PROBLEM DESCRIPTION: Extract the records below word for word and ignore the images.

Extracted data entries
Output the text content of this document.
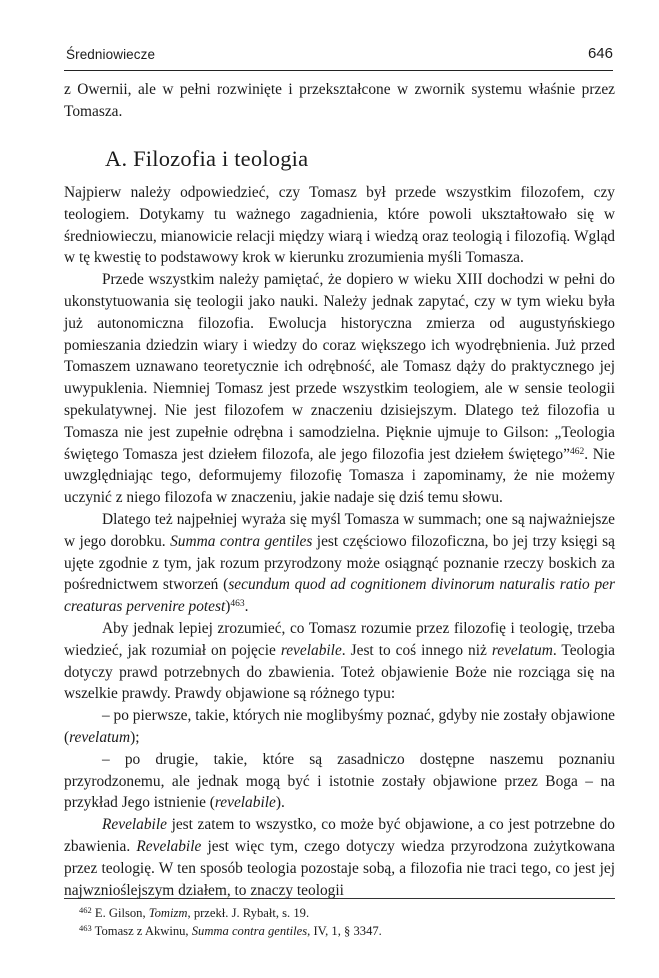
Średniowiecze	646

z Owernii, ale w pełni rozwinięte i przekształcone w zwornik systemu właśnie przez Tomasza.

A. Filozofia i teologia

Najpierw należy odpowiedzieć, czy Tomasz był przede wszystkim filozofem, czy teologiem. Dotykamy tu ważnego zagadnienia, które powoli ukształtowało się w średniowieczu, mianowicie relacji między wiarą i wiedzą oraz teologią i filozofią. Wgląd w tę kwestię to podstawowy krok w kierunku zrozumienia myśli Tomasza.

Przede wszystkim należy pamiętać, że dopiero w wieku XIII dochodzi w pełni do ukonstytuowania się teologii jako nauki. Należy jednak zapytać, czy w tym wieku była już autonomiczna filozofia. Ewolucja historyczna zmierza od augustyńskiego pomieszania dziedzin wiary i wiedzy do coraz większego ich wyodrębnienia. Już przed Tomaszem uznawano teoretycznie ich odrębność, ale Tomasz dąży do praktycznego jej uwypuklenia. Niemniej Tomasz jest przede wszystkim teologiem, ale w sensie teologii spekulatywnej. Nie jest filozofem w znaczeniu dzisiejszym. Dlatego też filozofia u Tomasza nie jest zupełnie odrębna i samodzielna. Pięknie ujmuje to Gilson: „Teologia świętego Tomasza jest dziełem filozofa, ale jego filozofia jest dziełem świętego”$^{462}$. Nie uwzględniając tego, deformujemy filozofię Tomasza i zapominamy, że nie możemy uczynić z niego filozofa w znaczeniu, jakie nadaje się dziś temu słowu.

Dlatego też najpełniej wyraża się myśl Tomasza w summach; one są najważniejsze w jego dorobku. Summa contra gentiles jest częściowo filozoficzna, bo jej trzy księgi są ujęte zgodnie z tym, jak rozum przyrodzony może osiągnąć poznanie rzeczy boskich za pośrednictwem stworzeń (secundum quod ad cognitionem divinorum naturalis ratio per creaturas pervenire potest)$^{463}$.

Aby jednak lepiej zrozumieć, co Tomasz rozumie przez filozofię i teologię, trzeba wiedzieć, jak rozumiał on pojęcie revelabile. Jest to coś innego niż revelatum. Teologia dotyczy prawd potrzebnych do zbawienia. Toteż objawienie Boże nie rozciąga się na wszelkie prawdy. Prawdy objawione są różnego typu:

– po pierwsze, takie, których nie moglibyśmy poznać, gdyby nie zostały objawione (revelatum);

– po drugie, takie, które są zasadniczo dostępne naszemu poznaniu przyrodzonemu, ale jednak mogą być i istotnie zostały objawione przez Boga – na przykład Jego istnienie (revelabile).

Revelabile jest zatem to wszystko, co może być objawione, a co jest potrzebne do zbawienia. Revelabile jest więc tym, czego dotyczy wiedza przyrodzona zużytkowana przez teologię. W ten sposób teologia pozostaje sobą, a filozofia nie traci tego, co jest jej najwznioślejszym działem, to znaczy teologii

$^{462}$ E. Gilson, Tomizm, przekł. J. Rybałt, s. 19.

$^{463}$ Tomasz z Akwinu, Summa contra gentiles, IV, 1, § 3347.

PROBLEM SOLUTION:
Output the text content of this document.
Średniowiecze	646

z Owernii, ale w pełni rozwinięte i przekształcone w zwornik systemu właśnie przez Tomasza.

A. Filozofia i teologia

Najpierw należy odpowiedzieć, czy Tomasz był przede wszystkim filozofem, czy teologiem. Dotykamy tu ważnego zagadnienia, które powoli ukształtowało się w średniowieczu, mianowicie relacji między wiarą i wiedzą oraz teologią i filozofią. Wgląd w tę kwestię to podstawowy krok w kierunku zrozumienia myśli Tomasza.

Przede wszystkim należy pamiętać, że dopiero w wieku XIII dochodzi w pełni do ukonstytuowania się teologii jako nauki. Należy jednak zapytać, czy w tym wieku była już autonomiczna filozofia. Ewolucja historyczna zmierza od augustyńskiego pomieszania dziedzin wiary i wiedzy do coraz większego ich wyodrębnienia. Już przed Tomaszem uznawano teoretycznie ich odrębność, ale Tomasz dąży do praktycznego jej uwypuklenia. Niemniej Tomasz jest przede wszystkim teologiem, ale w sensie teologii spekulatywnej. Nie jest filozofem w znaczeniu dzisiejszym. Dlatego też filozofia u Tomasza nie jest zupełnie odrębna i samodzielna. Pięknie ujmuje to Gilson: „Teologia świętego Tomasza jest dziełem filozofa, ale jego filozofia jest dziełem świętego”$^{462}$. Nie uwzględniając tego, deformujemy filozofię Tomasza i zapominamy, że nie możemy uczynić z niego filozofa w znaczeniu, jakie nadaje się dziś temu słowu.

Dlatego też najpełniej wyraża się myśl Tomasza w summach; one są najważniejsze w jego dorobku. Summa contra gentiles jest częściowo filozoficzna, bo jej trzy księgi są ujęte zgodnie z tym, jak rozum przyrodzony może osiągnąć poznanie rzeczy boskich za pośrednictwem stworzeń (secundum quod ad cognitionem divinorum naturalis ratio per creaturas pervenire potest)$^{463}$.

Aby jednak lepiej zrozumieć, co Tomasz rozumie przez filozofię i teologię, trzeba wiedzieć, jak rozumiał on pojęcie revelabile. Jest to coś innego niż revelatum. Teologia dotyczy prawd potrzebnych do zbawienia. Toteż objawienie Boże nie rozciąga się na wszelkie prawdy. Prawdy objawione są różnego typu:

– po pierwsze, takie, których nie moglibyśmy poznać, gdyby nie zostały objawione (revelatum);

– po drugie, takie, które są zasadniczo dostępne naszemu poznaniu przyrodzonemu, ale jednak mogą być i istotnie zostały objawione przez Boga – na przykład Jego istnienie (revelabile).

Revelabile jest zatem to wszystko, co może być objawione, a co jest potrzebne do zbawienia. Revelabile jest więc tym, czego dotyczy wiedza przyrodzona zużytkowana przez teologię. W ten sposób teologia pozostaje sobą, a filozofia nie traci tego, co jest jej najwznioślejszym działem, to znaczy teologii

$^{462}$ E. Gilson, Tomizm, przekł. J. Rybałt, s. 19.

$^{463}$ Tomasz z Akwinu, Summa contra gentiles, IV, 1, § 3347.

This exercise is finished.